◆ Task to carry out ◆
Without the pictures, can you quote each line below exactly?

◆ ◆ ◆ ◆ ◆

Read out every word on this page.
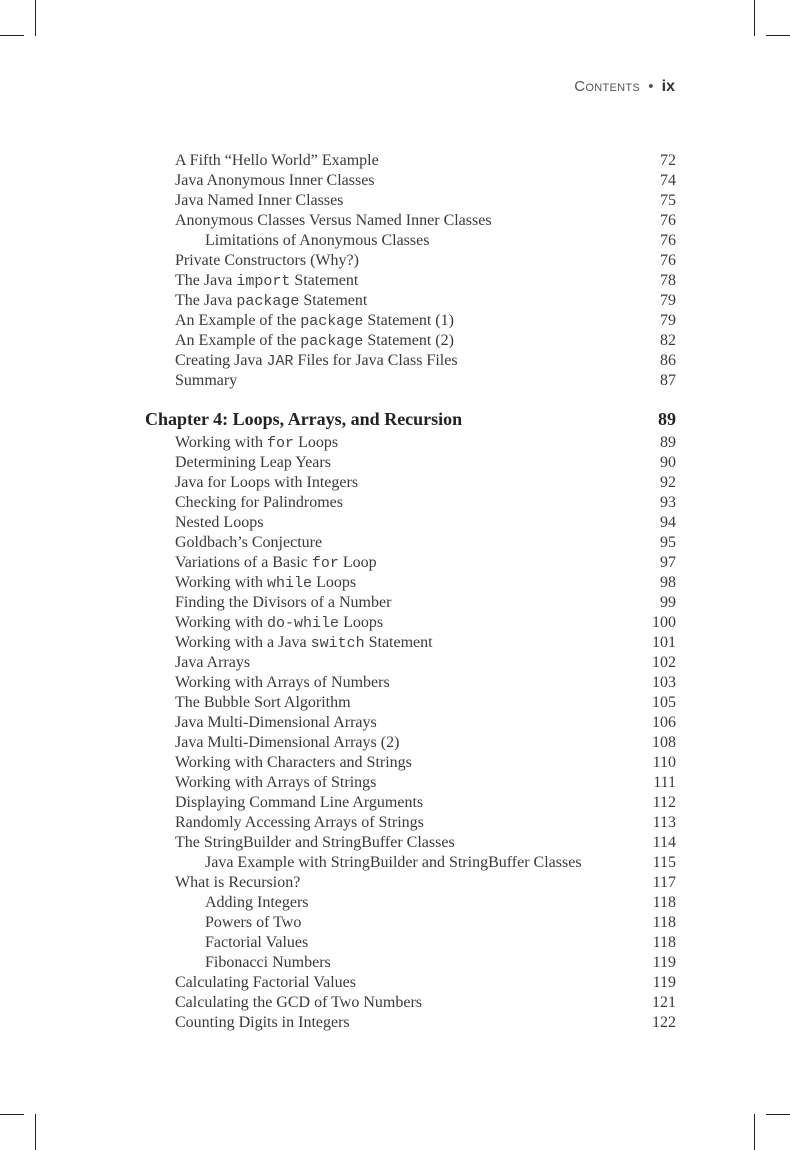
Contents • ix
A Fifth “Hello World” Example	72
Java Anonymous Inner Classes	74
Java Named Inner Classes	75
Anonymous Classes Versus Named Inner Classes	76
Limitations of Anonymous Classes	76
Private Constructors (Why?)	76
The Java import Statement	78
The Java package Statement	79
An Example of the package Statement (1)	79
An Example of the package Statement (2)	82
Creating Java JAR Files for Java Class Files	86
Summary	87
Chapter 4: Loops, Arrays, and Recursion	89
Working with for Loops	89
Determining Leap Years	90
Java for Loops with Integers	92
Checking for Palindromes	93
Nested Loops	94
Goldbach’s Conjecture	95
Variations of a Basic for Loop	97
Working with while Loops	98
Finding the Divisors of a Number	99
Working with do-while Loops	100
Working with a Java switch Statement	101
Java Arrays	102
Working with Arrays of Numbers	103
The Bubble Sort Algorithm	105
Java Multi-Dimensional Arrays	106
Java Multi-Dimensional Arrays (2)	108
Working with Characters and Strings	110
Working with Arrays of Strings	111
Displaying Command Line Arguments	112
Randomly Accessing Arrays of Strings	113
The StringBuilder and StringBuffer Classes	114
Java Example with StringBuilder and StringBuffer Classes	115
What is Recursion?	117
Adding Integers	118
Powers of Two	118
Factorial Values	118
Fibonacci Numbers	119
Calculating Factorial Values	119
Calculating the GCD of Two Numbers	121
Counting Digits in Integers	122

◆ ◆ ◆ ◆ ◆

◆ Task output ◆
Read out every word on this page.
Contents • ix
A Fifth “Hello World” Example	72
Java Anonymous Inner Classes	74
Java Named Inner Classes	75
Anonymous Classes Versus Named Inner Classes	76
Limitations of Anonymous Classes	76
Private Constructors (Why?)	76
The Java import Statement	78
The Java package Statement	79
An Example of the package Statement (1)	79
An Example of the package Statement (2)	82
Creating Java JAR Files for Java Class Files	86
Summary	87
Chapter 4: Loops, Arrays, and Recursion	89
Working with for Loops	89
Determining Leap Years	90
Java for Loops with Integers	92
Checking for Palindromes	93
Nested Loops	94
Goldbach’s Conjecture	95
Variations of a Basic for Loop	97
Working with while Loops	98
Finding the Divisors of a Number	99
Working with do-while Loops	100
Working with a Java switch Statement	101
Java Arrays	102
Working with Arrays of Numbers	103
The Bubble Sort Algorithm	105
Java Multi-Dimensional Arrays	106
Java Multi-Dimensional Arrays (2)	108
Working with Characters and Strings	110
Working with Arrays of Strings	111
Displaying Command Line Arguments	112
Randomly Accessing Arrays of Strings	113
The StringBuilder and StringBuffer Classes	114
Java Example with StringBuilder and StringBuffer Classes	115
What is Recursion?	117
Adding Integers	118
Powers of Two	118
Factorial Values	118
Fibonacci Numbers	119
Calculating Factorial Values	119
Calculating the GCD of Two Numbers	121
Counting Digits in Integers	122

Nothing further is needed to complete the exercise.